Copy every line from the records below that holds the word "增减变动幅度".

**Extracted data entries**
▽

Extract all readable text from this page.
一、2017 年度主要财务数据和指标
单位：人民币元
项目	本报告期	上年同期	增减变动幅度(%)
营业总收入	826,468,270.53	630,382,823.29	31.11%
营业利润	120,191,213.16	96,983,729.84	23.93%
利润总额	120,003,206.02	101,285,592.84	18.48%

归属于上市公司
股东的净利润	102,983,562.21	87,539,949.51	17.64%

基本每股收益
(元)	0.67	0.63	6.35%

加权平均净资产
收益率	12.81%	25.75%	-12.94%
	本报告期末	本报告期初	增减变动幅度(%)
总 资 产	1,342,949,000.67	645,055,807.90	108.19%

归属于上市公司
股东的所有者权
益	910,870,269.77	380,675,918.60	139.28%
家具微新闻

△

**TASK RESPONSE**
项目	本报告期	上年同期	增减变动幅度(%)
	本报告期末	本报告期初	增减变动幅度(%)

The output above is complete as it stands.